Work item: Which lines below include "Young"? Copy them all.

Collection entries
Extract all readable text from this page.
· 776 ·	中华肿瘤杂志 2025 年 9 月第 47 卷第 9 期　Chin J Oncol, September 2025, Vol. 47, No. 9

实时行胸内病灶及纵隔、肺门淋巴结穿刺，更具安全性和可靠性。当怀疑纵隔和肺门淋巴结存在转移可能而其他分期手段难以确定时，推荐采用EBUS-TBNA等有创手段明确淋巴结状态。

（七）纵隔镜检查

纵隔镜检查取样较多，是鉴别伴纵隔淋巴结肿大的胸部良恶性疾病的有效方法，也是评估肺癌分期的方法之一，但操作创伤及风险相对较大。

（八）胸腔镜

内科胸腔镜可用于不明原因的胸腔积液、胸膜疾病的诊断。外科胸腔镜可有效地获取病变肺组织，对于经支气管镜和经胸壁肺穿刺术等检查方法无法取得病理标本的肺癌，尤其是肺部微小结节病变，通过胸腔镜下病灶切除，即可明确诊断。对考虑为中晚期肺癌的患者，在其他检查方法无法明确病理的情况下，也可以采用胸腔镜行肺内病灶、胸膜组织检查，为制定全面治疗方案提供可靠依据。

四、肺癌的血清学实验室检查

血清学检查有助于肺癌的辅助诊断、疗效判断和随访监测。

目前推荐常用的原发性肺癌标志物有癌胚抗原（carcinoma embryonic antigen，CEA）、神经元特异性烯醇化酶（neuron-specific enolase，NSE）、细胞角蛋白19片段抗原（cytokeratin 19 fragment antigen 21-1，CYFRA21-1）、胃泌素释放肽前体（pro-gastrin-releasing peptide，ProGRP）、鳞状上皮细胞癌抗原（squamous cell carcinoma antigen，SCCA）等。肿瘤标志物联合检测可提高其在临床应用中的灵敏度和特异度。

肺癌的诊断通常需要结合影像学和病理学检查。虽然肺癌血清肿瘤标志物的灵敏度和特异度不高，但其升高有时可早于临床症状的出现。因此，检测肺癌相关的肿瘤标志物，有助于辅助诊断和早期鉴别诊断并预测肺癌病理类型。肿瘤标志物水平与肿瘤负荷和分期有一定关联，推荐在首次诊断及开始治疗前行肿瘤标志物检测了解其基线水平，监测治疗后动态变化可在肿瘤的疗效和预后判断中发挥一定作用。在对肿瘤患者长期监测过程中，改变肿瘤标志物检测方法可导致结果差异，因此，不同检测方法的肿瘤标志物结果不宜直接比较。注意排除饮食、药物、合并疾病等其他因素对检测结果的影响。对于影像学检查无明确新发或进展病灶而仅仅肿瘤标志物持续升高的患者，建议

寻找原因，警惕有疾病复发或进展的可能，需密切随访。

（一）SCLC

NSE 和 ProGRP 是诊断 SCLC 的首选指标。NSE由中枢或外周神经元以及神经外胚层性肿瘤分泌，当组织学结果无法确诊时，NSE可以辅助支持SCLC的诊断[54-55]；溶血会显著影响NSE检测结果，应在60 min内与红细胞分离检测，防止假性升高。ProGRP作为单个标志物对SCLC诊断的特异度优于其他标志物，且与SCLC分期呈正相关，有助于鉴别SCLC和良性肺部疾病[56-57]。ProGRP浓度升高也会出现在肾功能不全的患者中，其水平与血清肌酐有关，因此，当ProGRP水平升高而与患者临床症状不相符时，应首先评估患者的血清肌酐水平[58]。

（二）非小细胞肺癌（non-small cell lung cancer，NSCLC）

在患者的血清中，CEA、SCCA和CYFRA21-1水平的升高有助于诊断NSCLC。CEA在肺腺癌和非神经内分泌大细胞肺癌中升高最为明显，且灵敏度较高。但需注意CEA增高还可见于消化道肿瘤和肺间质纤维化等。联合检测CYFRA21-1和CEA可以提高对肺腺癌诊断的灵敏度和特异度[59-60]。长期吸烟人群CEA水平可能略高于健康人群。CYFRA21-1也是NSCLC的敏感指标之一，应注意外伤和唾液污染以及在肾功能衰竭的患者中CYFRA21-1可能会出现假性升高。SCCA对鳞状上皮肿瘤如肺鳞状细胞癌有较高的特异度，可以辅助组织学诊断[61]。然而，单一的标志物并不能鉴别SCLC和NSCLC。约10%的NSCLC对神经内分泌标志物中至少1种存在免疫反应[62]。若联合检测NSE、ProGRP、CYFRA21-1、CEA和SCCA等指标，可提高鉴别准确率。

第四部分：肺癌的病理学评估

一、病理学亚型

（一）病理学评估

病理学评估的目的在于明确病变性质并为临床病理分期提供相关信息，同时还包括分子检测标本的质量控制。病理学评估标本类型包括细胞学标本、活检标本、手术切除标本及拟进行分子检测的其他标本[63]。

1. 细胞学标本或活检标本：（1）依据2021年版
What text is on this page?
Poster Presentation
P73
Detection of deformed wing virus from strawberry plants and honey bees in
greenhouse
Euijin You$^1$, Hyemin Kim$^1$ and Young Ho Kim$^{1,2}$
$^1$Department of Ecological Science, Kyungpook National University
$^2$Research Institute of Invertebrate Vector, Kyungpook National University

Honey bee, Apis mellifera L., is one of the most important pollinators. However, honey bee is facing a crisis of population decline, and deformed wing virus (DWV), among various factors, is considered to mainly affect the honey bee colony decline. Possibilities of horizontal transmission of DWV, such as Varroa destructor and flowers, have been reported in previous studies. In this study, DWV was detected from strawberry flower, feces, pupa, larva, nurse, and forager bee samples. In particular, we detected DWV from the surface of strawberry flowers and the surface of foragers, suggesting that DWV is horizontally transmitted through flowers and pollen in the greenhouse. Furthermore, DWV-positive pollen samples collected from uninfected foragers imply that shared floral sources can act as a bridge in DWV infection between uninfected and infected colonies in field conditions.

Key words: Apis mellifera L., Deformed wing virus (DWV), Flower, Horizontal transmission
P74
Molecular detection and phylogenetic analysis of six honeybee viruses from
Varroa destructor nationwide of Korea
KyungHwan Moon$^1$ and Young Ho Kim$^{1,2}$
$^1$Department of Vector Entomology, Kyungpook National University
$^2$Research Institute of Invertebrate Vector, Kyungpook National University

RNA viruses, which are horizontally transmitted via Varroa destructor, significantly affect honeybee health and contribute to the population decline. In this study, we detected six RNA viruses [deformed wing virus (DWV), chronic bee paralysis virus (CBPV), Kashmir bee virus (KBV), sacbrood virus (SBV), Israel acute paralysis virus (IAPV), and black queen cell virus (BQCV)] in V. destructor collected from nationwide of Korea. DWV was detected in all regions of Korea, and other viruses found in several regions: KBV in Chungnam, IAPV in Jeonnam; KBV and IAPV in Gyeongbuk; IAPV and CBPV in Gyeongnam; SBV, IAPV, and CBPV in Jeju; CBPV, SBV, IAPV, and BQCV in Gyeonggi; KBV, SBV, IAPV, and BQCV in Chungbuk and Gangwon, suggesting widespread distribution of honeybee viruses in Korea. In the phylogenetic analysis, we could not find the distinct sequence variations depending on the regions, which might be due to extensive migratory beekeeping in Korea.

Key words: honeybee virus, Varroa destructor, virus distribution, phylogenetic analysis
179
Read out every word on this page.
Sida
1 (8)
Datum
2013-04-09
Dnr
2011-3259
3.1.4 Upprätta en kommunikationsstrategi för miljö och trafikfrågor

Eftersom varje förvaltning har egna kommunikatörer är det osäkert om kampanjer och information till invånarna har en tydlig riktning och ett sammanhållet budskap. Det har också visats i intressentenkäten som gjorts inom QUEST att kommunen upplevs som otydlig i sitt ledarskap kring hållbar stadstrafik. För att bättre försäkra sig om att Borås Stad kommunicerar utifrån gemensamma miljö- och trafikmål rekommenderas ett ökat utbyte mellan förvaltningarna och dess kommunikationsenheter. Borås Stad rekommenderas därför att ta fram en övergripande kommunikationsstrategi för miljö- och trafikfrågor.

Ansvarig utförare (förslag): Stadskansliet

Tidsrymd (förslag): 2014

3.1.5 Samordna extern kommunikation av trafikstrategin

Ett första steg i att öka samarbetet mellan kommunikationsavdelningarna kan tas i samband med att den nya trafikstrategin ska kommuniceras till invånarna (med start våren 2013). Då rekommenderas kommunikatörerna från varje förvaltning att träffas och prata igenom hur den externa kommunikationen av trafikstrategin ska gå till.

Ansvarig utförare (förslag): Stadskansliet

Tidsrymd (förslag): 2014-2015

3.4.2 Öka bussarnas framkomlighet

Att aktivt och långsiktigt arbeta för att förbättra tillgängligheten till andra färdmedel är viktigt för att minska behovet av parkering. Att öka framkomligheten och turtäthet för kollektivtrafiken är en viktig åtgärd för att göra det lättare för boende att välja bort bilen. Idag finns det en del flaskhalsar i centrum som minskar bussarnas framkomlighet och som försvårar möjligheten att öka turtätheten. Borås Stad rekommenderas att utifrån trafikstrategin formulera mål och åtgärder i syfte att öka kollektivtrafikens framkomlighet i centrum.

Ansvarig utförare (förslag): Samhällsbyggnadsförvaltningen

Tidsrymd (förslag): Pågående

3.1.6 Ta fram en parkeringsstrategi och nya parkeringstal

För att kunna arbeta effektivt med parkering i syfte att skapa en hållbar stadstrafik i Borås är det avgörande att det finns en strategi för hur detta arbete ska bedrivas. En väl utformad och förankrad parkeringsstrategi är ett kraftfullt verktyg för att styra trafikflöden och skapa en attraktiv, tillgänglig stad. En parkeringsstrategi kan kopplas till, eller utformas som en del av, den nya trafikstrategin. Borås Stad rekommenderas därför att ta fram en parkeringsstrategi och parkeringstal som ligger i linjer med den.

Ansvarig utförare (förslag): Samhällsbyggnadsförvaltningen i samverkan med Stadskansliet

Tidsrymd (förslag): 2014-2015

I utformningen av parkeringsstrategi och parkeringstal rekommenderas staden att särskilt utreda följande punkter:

Output of the task:
Euijin You$^1$, Hyemin Kim$^1$ and Young Ho Kim$^{1,2}$
KyungHwan Moon$^1$ and Young Ho Kim$^{1,2}$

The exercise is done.